**WHAT THE TASK ASKS**
Set down all of the entries word for word, omitting the images they contain.

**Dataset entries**
::::::::

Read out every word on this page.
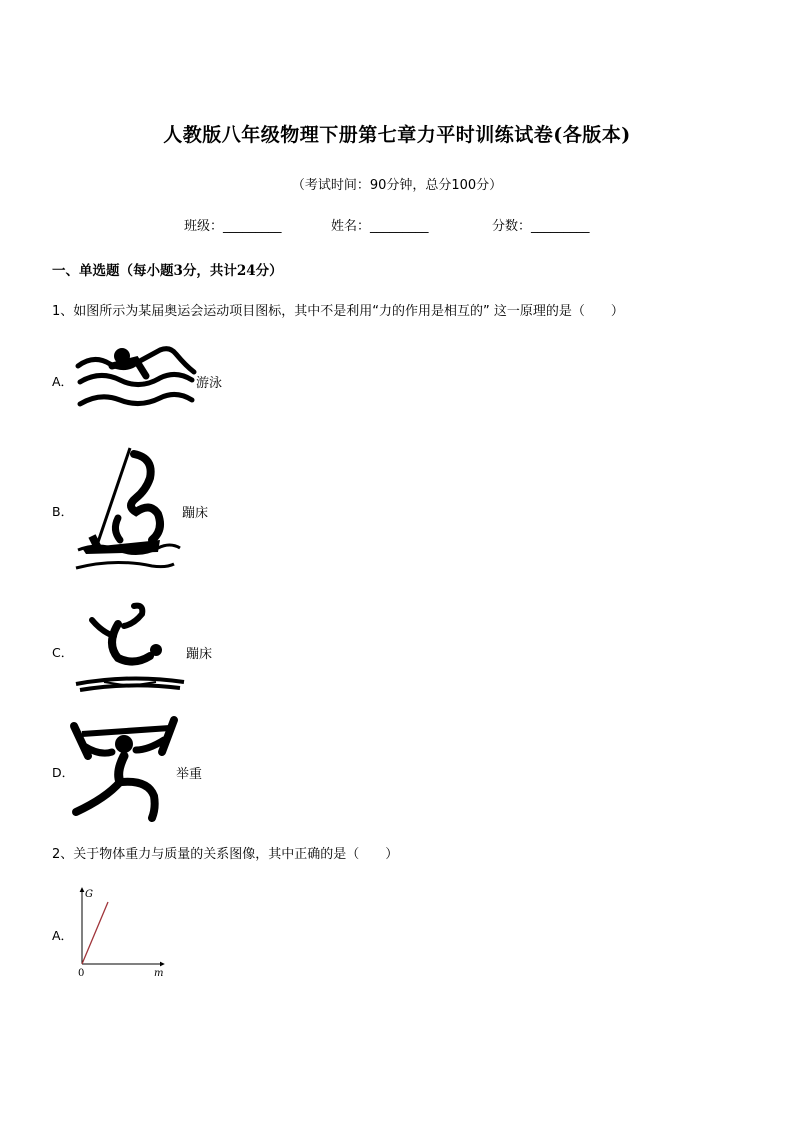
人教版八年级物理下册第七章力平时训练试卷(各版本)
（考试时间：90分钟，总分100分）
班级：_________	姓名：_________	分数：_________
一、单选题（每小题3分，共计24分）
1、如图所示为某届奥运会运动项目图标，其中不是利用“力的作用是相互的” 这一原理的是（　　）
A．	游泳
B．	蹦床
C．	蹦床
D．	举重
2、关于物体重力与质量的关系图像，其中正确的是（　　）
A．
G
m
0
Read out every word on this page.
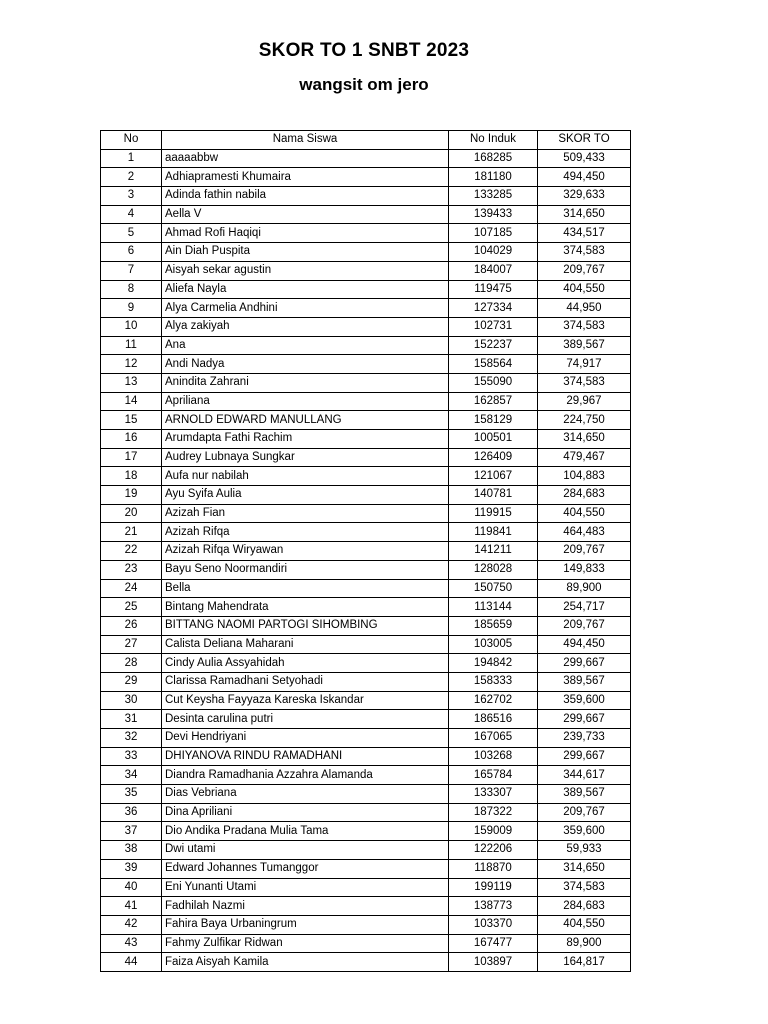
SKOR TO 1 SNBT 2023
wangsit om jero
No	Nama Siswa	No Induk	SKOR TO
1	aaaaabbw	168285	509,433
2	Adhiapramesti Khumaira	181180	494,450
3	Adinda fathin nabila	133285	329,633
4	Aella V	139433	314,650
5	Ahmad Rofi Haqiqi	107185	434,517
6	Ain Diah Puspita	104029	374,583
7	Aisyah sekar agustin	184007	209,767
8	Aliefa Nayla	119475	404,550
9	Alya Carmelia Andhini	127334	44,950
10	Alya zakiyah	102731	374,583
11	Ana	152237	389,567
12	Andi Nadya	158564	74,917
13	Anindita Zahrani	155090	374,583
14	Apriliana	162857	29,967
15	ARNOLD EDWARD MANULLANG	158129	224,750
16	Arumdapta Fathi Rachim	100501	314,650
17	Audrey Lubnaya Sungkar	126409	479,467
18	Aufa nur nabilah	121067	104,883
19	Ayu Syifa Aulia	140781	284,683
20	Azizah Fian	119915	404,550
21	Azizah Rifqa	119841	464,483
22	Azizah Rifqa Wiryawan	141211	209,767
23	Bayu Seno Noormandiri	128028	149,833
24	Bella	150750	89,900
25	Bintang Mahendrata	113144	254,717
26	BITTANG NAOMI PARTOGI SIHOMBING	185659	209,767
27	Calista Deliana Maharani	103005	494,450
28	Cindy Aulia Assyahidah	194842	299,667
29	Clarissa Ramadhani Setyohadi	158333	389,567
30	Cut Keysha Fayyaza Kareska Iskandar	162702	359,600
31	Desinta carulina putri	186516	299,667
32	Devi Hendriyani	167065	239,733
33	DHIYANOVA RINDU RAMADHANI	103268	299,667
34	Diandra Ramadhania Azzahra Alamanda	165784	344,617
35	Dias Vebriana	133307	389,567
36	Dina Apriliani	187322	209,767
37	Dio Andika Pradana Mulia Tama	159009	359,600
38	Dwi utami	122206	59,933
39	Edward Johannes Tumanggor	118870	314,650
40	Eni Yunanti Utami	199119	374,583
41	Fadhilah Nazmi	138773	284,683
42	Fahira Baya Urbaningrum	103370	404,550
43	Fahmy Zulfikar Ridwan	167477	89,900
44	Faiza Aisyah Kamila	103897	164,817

::::::::

**EXPECTED ANSWER**
Read out every word on this page.
人教版八年级物理下册第七章力平时训练试卷(各版本)
（考试时间：90分钟，总分100分）
班级：_________	姓名：_________	分数：_________
一、单选题（每小题3分，共计24分）
1、如图所示为某届奥运会运动项目图标，其中不是利用“力的作用是相互的” 这一原理的是（　　）
A．	游泳
B．	蹦床
C．	蹦床
D．	举重
2、关于物体重力与质量的关系图像，其中正确的是（　　）
A．
G
m
0
Read out every word on this page.
SKOR TO 1 SNBT 2023
wangsit om jero
No	Nama Siswa	No Induk	SKOR TO
1	aaaaabbw	168285	509,433
2	Adhiapramesti Khumaira	181180	494,450
3	Adinda fathin nabila	133285	329,633
4	Aella V	139433	314,650
5	Ahmad Rofi Haqiqi	107185	434,517
6	Ain Diah Puspita	104029	374,583
7	Aisyah sekar agustin	184007	209,767
8	Aliefa Nayla	119475	404,550
9	Alya Carmelia Andhini	127334	44,950
10	Alya zakiyah	102731	374,583
11	Ana	152237	389,567
12	Andi Nadya	158564	74,917
13	Anindita Zahrani	155090	374,583
14	Apriliana	162857	29,967
15	ARNOLD EDWARD MANULLANG	158129	224,750
16	Arumdapta Fathi Rachim	100501	314,650
17	Audrey Lubnaya Sungkar	126409	479,467
18	Aufa nur nabilah	121067	104,883
19	Ayu Syifa Aulia	140781	284,683
20	Azizah Fian	119915	404,550
21	Azizah Rifqa	119841	464,483
22	Azizah Rifqa Wiryawan	141211	209,767
23	Bayu Seno Noormandiri	128028	149,833
24	Bella	150750	89,900
25	Bintang Mahendrata	113144	254,717
26	BITTANG NAOMI PARTOGI SIHOMBING	185659	209,767
27	Calista Deliana Maharani	103005	494,450
28	Cindy Aulia Assyahidah	194842	299,667
29	Clarissa Ramadhani Setyohadi	158333	389,567
30	Cut Keysha Fayyaza Kareska Iskandar	162702	359,600
31	Desinta carulina putri	186516	299,667
32	Devi Hendriyani	167065	239,733
33	DHIYANOVA RINDU RAMADHANI	103268	299,667
34	Diandra Ramadhania Azzahra Alamanda	165784	344,617
35	Dias Vebriana	133307	389,567
36	Dina Apriliani	187322	209,767
37	Dio Andika Pradana Mulia Tama	159009	359,600
38	Dwi utami	122206	59,933
39	Edward Johannes Tumanggor	118870	314,650
40	Eni Yunanti Utami	199119	374,583
41	Fadhilah Nazmi	138773	284,683
42	Fahira Baya Urbaningrum	103370	404,550
43	Fahmy Zulfikar Ridwan	167477	89,900
44	Faiza Aisyah Kamila	103897	164,817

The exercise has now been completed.